• TASK STATEMENT:
Copy every line in the records below that contains the word "label".

• DATA LINES:
========

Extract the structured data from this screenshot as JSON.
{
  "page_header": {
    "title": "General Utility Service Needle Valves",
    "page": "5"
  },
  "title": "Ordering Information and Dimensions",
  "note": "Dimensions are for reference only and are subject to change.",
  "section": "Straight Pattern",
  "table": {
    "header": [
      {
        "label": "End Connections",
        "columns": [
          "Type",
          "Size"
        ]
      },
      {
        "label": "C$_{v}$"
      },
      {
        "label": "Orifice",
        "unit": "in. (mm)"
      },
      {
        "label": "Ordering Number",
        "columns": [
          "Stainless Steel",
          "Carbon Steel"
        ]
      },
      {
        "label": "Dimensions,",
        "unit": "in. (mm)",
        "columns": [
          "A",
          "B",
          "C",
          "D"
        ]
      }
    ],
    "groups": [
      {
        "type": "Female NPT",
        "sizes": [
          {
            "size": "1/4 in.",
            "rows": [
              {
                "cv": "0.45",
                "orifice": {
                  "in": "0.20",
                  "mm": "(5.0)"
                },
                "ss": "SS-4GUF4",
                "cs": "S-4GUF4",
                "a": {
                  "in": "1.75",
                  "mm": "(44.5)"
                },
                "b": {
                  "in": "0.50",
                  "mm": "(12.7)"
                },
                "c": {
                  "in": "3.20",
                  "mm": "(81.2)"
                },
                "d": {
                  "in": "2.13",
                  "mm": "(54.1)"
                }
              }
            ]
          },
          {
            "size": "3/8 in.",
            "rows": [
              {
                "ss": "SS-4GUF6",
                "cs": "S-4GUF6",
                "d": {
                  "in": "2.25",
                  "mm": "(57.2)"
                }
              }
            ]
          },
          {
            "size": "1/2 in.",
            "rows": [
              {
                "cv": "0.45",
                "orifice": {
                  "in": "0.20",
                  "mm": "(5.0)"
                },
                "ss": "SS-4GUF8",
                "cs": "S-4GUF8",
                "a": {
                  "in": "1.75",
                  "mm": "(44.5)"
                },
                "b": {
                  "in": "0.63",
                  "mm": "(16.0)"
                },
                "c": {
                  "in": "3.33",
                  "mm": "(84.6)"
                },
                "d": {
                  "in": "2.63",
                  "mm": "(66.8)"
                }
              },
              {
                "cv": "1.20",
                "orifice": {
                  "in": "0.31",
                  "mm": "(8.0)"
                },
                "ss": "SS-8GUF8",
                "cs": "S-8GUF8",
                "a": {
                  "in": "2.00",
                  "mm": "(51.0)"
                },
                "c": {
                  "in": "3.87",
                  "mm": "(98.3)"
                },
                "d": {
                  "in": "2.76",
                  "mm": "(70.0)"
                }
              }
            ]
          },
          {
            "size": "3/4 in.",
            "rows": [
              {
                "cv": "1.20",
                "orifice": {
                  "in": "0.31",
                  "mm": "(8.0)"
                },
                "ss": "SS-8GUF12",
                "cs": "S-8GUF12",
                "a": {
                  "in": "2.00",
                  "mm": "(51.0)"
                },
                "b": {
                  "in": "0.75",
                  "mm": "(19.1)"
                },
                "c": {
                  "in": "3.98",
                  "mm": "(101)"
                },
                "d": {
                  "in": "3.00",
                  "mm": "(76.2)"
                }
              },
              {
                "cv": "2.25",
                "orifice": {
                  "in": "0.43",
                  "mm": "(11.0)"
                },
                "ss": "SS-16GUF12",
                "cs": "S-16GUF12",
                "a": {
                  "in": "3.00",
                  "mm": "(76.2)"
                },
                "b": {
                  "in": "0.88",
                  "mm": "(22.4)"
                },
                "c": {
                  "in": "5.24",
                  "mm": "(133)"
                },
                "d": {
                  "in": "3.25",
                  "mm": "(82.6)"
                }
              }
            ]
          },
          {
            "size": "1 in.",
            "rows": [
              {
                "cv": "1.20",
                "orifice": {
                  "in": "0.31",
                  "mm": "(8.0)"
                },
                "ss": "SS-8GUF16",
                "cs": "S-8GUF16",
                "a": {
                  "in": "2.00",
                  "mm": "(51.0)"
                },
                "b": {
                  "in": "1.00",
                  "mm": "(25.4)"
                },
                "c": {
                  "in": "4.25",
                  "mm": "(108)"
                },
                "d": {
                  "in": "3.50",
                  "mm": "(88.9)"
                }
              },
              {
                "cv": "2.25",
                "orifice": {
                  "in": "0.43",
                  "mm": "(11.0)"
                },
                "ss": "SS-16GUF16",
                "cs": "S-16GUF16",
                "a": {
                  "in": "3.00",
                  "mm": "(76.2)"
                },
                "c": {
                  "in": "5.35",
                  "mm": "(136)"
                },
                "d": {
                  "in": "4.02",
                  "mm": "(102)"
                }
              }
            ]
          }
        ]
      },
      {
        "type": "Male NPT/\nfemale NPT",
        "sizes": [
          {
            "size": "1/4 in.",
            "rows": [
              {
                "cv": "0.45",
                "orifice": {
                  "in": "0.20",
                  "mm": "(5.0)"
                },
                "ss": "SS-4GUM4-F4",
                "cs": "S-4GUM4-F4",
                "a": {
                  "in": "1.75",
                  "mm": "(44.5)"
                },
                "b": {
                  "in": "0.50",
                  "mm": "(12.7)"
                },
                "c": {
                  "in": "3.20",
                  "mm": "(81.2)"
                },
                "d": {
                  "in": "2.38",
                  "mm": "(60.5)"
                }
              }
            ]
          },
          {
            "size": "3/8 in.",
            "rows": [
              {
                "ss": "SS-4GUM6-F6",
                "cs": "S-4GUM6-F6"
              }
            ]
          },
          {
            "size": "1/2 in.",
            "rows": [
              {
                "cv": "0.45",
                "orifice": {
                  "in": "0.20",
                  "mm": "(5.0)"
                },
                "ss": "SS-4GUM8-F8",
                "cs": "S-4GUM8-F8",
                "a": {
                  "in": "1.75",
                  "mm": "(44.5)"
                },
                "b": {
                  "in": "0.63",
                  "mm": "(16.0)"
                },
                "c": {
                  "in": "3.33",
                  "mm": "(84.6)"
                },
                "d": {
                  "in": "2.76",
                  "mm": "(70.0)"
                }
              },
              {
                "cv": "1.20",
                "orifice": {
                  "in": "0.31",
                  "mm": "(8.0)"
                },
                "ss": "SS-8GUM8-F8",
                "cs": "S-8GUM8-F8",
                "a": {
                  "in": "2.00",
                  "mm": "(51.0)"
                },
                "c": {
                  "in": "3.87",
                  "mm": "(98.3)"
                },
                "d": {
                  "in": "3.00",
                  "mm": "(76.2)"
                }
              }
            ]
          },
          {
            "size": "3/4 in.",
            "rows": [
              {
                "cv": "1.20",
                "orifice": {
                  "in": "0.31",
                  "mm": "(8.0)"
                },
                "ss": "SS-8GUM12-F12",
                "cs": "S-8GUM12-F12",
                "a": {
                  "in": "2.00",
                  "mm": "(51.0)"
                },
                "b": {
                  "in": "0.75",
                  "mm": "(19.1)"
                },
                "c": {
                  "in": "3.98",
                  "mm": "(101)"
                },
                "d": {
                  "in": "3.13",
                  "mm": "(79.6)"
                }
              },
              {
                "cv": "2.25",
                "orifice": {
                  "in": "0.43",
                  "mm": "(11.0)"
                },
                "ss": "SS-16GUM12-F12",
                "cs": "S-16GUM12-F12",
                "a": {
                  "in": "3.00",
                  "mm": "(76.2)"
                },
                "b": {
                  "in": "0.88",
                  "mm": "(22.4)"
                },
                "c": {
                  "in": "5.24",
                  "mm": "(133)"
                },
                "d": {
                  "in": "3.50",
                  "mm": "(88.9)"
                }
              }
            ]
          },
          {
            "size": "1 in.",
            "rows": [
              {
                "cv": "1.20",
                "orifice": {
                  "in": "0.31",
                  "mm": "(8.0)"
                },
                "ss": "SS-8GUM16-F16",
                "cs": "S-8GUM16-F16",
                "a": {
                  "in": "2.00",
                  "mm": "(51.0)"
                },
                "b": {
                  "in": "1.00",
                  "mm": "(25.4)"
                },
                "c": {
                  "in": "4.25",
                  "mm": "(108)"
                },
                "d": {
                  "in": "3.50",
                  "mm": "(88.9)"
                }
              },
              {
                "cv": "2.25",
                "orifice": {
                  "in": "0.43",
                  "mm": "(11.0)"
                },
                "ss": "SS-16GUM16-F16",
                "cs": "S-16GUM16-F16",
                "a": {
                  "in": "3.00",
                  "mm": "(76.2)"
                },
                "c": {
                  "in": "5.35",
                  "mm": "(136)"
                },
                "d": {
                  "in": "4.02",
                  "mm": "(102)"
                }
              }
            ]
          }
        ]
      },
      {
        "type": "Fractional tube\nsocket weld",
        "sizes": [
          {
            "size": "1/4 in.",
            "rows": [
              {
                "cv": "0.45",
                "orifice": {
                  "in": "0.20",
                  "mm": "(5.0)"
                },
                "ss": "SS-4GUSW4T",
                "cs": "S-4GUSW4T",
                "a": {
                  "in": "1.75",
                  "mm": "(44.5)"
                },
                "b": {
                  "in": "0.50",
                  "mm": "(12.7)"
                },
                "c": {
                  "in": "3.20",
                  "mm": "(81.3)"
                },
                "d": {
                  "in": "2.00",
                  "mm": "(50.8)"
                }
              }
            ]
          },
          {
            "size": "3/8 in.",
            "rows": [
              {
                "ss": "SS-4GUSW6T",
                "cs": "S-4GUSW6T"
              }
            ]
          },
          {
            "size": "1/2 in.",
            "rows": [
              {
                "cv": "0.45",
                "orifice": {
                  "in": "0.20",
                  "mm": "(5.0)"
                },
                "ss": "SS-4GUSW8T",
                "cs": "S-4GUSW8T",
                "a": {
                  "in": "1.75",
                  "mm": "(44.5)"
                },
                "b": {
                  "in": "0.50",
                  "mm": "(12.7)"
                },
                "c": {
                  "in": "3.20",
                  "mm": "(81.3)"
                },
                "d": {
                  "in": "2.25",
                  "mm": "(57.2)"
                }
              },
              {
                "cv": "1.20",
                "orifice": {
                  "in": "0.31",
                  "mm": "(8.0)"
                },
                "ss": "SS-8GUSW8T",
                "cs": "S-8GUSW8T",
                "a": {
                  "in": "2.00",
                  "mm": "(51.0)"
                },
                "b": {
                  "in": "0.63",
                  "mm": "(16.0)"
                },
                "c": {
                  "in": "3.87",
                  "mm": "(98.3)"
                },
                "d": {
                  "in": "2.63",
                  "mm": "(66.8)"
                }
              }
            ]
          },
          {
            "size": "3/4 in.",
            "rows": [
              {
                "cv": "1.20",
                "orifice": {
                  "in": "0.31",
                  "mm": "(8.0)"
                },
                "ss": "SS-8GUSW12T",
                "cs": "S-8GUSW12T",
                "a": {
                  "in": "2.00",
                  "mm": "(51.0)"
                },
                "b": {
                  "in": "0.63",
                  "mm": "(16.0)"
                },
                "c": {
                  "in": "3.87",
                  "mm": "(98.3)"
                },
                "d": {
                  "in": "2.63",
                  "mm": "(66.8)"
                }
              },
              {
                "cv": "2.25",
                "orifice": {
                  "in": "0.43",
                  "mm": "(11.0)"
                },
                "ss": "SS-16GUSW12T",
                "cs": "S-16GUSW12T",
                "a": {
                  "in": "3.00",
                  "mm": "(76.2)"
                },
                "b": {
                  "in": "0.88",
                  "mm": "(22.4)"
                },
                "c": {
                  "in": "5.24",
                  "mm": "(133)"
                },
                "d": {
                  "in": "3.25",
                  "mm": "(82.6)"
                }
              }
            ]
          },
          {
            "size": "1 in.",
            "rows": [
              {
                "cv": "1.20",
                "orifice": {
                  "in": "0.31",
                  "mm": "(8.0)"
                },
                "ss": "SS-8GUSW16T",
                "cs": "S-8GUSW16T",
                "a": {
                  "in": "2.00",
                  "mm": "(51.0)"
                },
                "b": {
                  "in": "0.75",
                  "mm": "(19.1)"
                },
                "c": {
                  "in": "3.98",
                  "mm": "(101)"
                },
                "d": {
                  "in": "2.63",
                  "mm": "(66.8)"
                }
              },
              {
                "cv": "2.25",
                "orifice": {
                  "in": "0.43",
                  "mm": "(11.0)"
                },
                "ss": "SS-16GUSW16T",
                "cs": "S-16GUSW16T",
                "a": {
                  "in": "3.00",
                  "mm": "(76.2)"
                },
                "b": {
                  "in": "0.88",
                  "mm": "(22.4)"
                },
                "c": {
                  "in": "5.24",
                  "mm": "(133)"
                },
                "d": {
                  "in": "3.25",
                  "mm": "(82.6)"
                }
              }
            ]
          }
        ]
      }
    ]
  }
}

========

• RESPONSE TO THE TASK:
        "label": "End Connections",
        "label": "C$_{v}$"
        "label": "Orifice",
        "label": "Ordering Number",
        "label": "Dimensions,",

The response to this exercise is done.